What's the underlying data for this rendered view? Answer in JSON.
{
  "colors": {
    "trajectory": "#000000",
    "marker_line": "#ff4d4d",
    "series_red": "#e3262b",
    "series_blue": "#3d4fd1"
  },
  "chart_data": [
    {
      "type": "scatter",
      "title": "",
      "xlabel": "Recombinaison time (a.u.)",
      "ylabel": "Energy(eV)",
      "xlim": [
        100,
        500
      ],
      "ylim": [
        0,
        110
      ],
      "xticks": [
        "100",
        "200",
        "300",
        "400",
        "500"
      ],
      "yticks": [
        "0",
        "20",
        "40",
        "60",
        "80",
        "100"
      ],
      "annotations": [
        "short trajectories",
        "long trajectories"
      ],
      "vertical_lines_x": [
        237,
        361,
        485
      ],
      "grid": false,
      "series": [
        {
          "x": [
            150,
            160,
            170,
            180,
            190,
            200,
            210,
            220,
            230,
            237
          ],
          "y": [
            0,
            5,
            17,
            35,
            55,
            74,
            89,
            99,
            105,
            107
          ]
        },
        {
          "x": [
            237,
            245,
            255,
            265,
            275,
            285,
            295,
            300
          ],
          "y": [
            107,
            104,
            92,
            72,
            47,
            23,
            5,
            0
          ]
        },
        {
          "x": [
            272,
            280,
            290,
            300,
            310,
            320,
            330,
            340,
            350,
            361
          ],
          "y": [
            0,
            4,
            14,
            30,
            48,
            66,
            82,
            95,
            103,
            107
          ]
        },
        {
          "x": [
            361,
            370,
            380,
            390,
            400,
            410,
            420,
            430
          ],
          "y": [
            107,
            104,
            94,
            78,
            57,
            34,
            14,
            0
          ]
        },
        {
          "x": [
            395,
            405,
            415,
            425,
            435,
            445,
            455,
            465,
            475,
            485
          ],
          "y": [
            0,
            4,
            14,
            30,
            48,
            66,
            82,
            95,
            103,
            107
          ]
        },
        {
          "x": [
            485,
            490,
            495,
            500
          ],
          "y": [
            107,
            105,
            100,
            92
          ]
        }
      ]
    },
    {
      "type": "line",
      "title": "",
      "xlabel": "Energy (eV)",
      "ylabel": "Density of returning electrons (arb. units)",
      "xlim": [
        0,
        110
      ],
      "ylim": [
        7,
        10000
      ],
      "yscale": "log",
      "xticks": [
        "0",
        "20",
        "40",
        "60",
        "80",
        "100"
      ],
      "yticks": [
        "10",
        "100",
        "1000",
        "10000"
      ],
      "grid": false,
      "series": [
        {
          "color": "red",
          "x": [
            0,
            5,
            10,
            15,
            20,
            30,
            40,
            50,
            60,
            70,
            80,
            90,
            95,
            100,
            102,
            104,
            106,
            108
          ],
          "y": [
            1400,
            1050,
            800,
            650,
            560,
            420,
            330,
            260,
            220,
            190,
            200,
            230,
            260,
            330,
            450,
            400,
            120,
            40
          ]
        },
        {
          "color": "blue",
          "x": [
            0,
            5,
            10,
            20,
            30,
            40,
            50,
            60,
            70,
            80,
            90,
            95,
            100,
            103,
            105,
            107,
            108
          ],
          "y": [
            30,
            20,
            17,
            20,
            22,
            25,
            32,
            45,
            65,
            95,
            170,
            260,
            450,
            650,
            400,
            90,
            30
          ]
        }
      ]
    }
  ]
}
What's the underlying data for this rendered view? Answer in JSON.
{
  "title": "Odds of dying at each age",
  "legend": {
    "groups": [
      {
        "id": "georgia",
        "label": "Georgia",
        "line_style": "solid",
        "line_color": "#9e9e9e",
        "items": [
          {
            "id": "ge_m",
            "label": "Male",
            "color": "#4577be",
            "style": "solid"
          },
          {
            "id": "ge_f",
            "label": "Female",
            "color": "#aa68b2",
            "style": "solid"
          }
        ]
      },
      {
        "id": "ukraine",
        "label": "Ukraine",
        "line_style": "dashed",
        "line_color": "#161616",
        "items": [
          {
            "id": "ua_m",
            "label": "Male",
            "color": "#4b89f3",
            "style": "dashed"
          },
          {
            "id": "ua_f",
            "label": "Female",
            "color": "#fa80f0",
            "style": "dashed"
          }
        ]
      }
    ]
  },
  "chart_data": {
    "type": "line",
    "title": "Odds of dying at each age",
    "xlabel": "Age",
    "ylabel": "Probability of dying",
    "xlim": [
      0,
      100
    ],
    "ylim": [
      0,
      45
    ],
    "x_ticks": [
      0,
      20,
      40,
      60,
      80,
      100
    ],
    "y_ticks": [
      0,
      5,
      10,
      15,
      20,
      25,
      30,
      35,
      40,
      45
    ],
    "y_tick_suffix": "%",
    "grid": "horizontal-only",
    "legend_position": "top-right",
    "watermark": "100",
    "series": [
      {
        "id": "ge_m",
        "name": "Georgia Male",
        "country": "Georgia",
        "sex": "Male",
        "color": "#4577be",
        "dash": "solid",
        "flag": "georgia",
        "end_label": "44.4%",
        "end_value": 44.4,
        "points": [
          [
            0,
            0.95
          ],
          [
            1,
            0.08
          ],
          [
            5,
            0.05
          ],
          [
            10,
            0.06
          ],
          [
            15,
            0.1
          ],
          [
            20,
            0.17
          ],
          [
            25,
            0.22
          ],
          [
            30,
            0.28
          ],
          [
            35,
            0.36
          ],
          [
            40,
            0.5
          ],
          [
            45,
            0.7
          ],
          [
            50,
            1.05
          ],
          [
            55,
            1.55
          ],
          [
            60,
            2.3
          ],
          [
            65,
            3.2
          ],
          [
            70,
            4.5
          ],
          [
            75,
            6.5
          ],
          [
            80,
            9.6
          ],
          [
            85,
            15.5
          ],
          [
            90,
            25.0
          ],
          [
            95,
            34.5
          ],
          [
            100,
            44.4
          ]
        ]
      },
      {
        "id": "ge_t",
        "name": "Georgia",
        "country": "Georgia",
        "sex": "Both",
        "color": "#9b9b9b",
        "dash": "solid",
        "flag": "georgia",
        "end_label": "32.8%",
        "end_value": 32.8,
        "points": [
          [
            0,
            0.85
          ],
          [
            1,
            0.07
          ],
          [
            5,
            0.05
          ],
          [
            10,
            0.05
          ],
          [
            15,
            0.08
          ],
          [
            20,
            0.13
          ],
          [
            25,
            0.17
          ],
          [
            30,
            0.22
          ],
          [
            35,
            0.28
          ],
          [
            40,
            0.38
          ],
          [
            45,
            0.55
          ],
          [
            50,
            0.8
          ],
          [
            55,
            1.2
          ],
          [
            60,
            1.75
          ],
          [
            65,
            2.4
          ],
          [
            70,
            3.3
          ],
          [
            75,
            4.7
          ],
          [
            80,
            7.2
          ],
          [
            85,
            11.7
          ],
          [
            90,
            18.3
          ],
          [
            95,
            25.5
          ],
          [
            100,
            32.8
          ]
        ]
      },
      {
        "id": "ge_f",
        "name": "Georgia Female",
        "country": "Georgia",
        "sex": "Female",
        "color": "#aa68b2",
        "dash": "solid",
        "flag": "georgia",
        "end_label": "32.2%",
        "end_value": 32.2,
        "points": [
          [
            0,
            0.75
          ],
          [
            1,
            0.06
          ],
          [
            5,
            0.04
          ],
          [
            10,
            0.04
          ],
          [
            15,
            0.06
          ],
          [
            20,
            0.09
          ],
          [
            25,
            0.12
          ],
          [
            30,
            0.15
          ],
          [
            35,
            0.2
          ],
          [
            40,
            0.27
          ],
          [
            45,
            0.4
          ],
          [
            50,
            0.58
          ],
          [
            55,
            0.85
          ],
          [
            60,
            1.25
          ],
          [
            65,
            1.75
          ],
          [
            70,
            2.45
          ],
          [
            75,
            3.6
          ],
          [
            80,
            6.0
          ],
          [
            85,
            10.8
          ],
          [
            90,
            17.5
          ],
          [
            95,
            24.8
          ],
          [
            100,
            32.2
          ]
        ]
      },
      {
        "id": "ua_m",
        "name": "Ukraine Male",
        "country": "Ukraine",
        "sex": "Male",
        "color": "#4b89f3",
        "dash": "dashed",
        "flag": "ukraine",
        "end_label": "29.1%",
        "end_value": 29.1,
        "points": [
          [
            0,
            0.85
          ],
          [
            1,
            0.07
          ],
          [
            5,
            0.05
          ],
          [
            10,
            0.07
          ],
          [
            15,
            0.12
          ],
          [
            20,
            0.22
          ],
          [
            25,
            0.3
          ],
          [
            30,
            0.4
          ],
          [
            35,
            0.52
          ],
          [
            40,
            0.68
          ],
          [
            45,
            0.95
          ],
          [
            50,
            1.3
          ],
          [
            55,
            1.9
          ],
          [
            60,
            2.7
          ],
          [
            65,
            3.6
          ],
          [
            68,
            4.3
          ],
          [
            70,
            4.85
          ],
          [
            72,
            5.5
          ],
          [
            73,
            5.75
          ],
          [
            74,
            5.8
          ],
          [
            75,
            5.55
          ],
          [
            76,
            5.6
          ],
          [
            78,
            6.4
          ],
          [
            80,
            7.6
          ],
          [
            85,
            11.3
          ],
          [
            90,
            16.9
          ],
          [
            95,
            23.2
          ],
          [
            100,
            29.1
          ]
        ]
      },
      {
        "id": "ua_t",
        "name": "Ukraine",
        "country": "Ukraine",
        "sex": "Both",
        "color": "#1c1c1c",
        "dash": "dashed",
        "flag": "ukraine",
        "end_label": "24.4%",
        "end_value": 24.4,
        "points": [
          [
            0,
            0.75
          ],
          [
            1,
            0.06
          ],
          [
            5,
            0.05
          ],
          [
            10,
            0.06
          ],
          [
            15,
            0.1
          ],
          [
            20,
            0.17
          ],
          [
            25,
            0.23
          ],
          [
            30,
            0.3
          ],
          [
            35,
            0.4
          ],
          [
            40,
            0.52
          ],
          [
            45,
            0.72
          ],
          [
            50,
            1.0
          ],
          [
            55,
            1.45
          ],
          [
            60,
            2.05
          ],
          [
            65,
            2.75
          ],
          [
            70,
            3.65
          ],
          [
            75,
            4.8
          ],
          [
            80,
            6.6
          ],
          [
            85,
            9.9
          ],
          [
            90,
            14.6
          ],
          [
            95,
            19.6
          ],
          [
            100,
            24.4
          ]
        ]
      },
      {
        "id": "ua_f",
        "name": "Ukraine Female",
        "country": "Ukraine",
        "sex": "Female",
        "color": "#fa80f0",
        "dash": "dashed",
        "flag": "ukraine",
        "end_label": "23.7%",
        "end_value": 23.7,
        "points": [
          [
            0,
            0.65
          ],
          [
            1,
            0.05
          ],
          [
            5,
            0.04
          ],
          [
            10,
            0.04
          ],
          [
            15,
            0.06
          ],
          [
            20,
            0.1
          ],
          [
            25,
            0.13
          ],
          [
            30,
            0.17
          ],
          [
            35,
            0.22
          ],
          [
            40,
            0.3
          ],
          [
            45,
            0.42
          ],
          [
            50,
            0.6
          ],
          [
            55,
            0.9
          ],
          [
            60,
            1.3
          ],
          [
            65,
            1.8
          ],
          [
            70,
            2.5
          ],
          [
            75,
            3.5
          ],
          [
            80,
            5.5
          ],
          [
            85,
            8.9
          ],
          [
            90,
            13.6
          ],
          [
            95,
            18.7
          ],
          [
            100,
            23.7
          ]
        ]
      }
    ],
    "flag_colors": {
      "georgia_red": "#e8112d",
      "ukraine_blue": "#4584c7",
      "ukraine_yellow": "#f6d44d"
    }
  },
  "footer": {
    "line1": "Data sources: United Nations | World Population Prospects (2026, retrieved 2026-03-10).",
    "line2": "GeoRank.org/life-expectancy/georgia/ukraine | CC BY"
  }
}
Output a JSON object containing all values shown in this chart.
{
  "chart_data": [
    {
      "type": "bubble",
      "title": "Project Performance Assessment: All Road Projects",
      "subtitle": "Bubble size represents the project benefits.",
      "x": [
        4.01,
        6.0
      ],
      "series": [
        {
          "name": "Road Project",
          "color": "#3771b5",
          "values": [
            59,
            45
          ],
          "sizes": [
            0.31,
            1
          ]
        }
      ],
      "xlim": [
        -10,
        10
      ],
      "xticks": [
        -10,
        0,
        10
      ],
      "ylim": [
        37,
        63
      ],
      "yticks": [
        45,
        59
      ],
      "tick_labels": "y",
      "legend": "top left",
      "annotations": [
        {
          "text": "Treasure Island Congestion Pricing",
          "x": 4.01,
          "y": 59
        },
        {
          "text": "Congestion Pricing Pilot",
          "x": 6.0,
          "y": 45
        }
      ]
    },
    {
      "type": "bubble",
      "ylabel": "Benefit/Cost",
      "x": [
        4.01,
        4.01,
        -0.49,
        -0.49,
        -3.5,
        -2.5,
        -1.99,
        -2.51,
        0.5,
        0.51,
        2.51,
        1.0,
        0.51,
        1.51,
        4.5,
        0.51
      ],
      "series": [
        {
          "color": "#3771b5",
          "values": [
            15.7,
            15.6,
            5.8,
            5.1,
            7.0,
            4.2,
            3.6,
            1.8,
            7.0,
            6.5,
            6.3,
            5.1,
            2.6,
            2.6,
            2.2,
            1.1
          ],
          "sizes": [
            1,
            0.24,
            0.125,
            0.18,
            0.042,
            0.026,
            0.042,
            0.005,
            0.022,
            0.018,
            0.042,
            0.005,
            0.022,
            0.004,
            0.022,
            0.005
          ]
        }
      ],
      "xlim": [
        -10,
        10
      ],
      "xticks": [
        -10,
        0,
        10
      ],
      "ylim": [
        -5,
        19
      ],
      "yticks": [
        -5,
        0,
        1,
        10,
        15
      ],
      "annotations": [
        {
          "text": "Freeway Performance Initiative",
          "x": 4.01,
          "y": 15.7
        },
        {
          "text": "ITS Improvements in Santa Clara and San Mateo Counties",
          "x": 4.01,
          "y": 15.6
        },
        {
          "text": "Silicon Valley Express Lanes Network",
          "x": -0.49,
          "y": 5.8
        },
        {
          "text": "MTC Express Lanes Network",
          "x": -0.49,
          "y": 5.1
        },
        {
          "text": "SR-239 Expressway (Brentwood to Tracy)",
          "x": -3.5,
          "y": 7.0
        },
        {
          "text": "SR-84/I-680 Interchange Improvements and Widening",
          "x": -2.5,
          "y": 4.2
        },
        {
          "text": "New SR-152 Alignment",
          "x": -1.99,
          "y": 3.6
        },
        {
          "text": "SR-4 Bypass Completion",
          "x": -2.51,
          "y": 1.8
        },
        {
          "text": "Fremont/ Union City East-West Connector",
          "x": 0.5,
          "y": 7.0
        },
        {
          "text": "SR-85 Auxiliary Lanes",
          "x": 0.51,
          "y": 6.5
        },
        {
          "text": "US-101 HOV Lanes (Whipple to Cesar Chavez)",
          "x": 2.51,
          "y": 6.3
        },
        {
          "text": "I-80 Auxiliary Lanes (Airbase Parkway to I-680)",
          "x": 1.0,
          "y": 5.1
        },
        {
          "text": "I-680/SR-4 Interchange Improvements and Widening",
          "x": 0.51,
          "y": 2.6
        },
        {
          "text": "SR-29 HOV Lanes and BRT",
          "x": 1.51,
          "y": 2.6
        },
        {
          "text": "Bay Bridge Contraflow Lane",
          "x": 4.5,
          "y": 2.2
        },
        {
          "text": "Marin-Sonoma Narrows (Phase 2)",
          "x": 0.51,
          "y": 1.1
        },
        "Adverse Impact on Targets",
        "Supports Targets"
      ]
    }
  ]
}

────────

**DIRECTIONS**
Look through the entries and return every line where "Improvements" appears.

**FULL RESPONSE**
          "text": "ITS Improvements in Santa Clara and San Mateo Counties",
          "text": "SR-84/I-680 Interchange Improvements and Widening",
          "text": "I-680/SR-4 Interchange Improvements and Widening",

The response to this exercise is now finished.